▸ EXTRACT:
-- Begin --
Anytime their gender identity crisis is discussed, it's always called "non-binary stuff." There is also one character in the wetlands who is non-binary and they say that another character helped them with their "non-binary" stuff.
Surely, the terms gender dysphoria, gender identity crisis, or even just saying "helped me figure out that I was non-binary" would have been better writing.
It feels like they didn't have faith in people to understand other terms or context clues.
Please note that this ask is not meant to be in bad faith and there is no pressure to answer.
I am generally curious if this is an example of bad writing or if non-binary stuff is the correct term over gender dysphoria or gender identity crisis in this context.
I think it all goes back to just using "non-binary" in the game itself. And while I get how some enbies think it's important to use our language to describe us in fiction, and that's a justified opinion to hold, I'm going to disagree. Games with heavy and extensive lore and actual conlangs shouldn't just fall back on hyperspecific modern terms when we all know they're capable of delivering the same message in a way that doesn't lean on the fourth wall or break immersion. Krem, for all the clunkiness that surrounded him, got a whole in-universe explanation for how he fit into the Qun.
-- End --
▸ DATASET:
-- Begin --
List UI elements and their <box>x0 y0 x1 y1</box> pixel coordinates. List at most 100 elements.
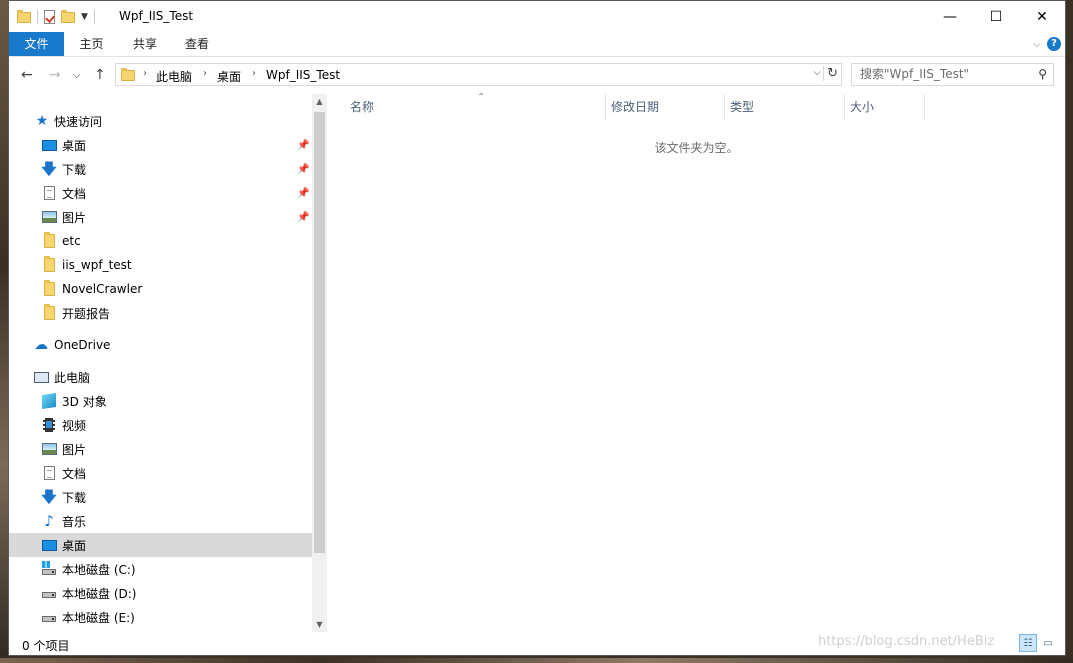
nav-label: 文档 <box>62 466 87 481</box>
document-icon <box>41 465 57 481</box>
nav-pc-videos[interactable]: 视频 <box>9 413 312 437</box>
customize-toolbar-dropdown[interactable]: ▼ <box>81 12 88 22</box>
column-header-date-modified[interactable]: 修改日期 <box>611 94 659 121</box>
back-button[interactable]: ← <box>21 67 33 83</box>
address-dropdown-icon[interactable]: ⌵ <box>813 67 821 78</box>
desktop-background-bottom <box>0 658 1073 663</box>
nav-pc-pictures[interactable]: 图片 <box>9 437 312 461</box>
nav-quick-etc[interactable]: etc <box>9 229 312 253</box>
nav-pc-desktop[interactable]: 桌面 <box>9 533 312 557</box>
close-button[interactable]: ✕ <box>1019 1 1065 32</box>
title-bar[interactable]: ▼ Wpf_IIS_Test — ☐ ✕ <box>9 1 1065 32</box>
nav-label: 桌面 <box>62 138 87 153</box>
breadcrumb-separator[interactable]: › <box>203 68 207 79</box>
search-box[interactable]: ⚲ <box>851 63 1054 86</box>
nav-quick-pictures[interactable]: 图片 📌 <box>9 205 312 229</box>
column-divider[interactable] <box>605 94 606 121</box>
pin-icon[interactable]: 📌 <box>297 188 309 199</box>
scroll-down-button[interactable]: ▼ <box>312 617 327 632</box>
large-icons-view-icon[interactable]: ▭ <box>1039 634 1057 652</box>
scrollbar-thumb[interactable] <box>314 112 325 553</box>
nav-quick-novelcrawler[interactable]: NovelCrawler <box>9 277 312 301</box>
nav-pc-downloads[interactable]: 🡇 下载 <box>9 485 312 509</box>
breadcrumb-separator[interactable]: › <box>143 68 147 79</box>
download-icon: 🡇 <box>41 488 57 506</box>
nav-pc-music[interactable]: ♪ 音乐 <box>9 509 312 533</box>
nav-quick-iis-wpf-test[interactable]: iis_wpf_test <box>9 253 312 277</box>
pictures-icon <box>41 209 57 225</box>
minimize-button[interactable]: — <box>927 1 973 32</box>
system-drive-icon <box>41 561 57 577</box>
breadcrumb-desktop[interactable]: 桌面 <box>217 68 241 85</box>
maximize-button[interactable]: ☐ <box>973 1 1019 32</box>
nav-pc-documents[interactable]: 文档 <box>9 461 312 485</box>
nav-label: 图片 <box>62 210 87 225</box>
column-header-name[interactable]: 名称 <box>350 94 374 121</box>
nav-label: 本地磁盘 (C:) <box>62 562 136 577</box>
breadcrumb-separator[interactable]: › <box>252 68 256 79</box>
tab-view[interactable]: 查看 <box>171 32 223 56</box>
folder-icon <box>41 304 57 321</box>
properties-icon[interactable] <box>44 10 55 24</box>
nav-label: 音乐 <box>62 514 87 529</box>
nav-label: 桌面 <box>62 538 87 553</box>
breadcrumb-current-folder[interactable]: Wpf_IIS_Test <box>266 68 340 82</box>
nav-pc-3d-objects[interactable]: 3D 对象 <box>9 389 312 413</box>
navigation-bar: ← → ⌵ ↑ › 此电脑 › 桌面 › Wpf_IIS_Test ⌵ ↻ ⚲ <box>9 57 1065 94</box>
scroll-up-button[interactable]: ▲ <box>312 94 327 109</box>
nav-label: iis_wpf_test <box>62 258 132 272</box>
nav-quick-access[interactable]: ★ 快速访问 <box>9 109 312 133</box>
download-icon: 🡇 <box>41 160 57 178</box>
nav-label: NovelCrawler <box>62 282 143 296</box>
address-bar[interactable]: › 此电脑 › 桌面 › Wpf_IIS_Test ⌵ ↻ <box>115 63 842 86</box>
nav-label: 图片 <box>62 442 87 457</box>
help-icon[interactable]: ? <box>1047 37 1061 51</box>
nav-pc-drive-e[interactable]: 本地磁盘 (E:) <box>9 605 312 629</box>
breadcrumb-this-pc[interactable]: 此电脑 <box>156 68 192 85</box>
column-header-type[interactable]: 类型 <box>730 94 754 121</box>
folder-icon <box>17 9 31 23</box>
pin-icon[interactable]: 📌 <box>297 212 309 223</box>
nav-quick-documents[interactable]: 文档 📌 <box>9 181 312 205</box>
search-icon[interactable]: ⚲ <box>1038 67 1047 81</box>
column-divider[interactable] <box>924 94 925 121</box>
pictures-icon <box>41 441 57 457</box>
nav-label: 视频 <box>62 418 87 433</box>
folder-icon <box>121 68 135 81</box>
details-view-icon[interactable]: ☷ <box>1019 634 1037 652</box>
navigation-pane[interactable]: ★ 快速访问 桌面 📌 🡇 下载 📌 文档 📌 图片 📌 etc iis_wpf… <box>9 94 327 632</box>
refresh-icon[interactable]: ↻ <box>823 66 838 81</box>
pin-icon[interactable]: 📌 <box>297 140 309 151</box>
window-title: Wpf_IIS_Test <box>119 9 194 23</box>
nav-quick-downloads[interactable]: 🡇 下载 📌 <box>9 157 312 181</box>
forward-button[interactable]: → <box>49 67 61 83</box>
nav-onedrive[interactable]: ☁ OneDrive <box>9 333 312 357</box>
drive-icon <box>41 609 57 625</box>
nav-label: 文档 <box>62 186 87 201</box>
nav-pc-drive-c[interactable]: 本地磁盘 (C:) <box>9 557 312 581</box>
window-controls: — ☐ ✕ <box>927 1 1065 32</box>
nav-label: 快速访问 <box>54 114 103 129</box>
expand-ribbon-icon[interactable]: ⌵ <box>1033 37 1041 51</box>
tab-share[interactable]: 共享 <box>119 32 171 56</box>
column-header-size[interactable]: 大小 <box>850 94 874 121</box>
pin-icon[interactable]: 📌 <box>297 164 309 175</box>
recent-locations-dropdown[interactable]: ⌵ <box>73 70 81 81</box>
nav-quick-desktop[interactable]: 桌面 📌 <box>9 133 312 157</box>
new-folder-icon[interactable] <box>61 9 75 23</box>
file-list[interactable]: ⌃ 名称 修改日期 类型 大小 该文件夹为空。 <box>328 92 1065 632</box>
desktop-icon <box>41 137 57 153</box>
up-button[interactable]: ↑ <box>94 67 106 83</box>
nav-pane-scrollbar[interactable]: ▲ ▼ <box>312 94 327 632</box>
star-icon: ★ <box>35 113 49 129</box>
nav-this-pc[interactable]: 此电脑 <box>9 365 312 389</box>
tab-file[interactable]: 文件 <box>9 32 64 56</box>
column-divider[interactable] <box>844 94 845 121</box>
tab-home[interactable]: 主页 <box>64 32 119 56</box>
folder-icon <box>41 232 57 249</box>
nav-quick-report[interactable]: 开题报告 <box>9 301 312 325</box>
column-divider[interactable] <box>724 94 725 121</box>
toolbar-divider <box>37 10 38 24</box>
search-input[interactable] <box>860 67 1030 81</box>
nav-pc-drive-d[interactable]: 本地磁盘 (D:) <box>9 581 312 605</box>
-- End --
▸ TO BE DONE:
A) In the rows, from the line with "nav-label: 文档 <box>62 466 87 481</box>" to the line with "back-button[interactable]: ← <box>21", rename "interactable" to "clickable" and return only those lines.
B) Write a continuation of the text on the term "non-binary stuff" in the game.
The text and the rows have no connection to each other.

▸ ANSWERS FOR THIS EXERCISE:
A)
nav-label: 文档 <box>62 466 87 481</box>
document-icon <box>41 465 57 481</box>
nav-pc-videos[clickable]: 视频 <box>9 413 312 437</box>
customize-toolbar-dropdown[clickable]: ▼ <box>81 12 88 22</box>
column-header-date-modified[clickable]: 修改日期 <box>611 94 659 121</box>
back-button[clickable]: ← <box>21 67 33 83</box>

B)
Now, to be clear, I'm not saying I value immersion over representation, or that nonbinary people are immersion-breaking. That's an insane opinion to hold. It's just that I, personally, feel more out-of-place and alienated when a fictional world's attempts at including me uses modern terminology. It doesn't tell me that I belong in that world and there is space for me in it, but that there isn't. This vast world, which has fantastical locations and magic and Blighted old gods and dragons, which has room for all of those things, but doesn't have room for language and identities unique to it that might reflect mine? It has to use language that doesn't belong there to explain people that supposedly do? Do you get my issue here? There is an inherent contradiction in this approach.
By not bothering to integrate nonbinary people into Thedas, by falling back on and insisting on modern terminology, BioWare isn't telling me "you're valid, you belong" it's telling me "your presence is so incongruous with our world that we couldn't do anything but use existing terminology to describe you." In their attempt to be inclusive, they just didn't bother to actually integrate nonbinary identities into its world. Then they keep highlighting their own failure by pointing at my identity and telling everyone in their world how valid it is. Imagine you're just existing in a crowd and some motherfucker points you out and goes "YOU. YOU'RE VALID! EVERYBODY LOOK AT HOW VALID THEY ARE!" That's what's bothering me the most. It makes me feel like a freak, not like I belong. And maybe that's a me problem, but given the responses I've seen to my Taash posts, I don't think it is.
Anyway, sorry for that tangent. I don't think gender dysphoria or gender identity crisis would've been better writing, personally. I was pretty confused for why this random NPC told me about their gender identity at all, to be frank. Especially when they, in the first conversation, gave us their pronouns in a very naturalistic way, and Rook + the companions repeated those pronouns later. Like, for me? That, combined with Flynn's very androgynous appearance, was enough to clue me in to who they were. We only have two interactions with this person (AFAIK, if they show up again then I haven't gotten to that point in the game yet), there really doesn't need to be a spot where they clarify their highly personal discovery of their gender identity.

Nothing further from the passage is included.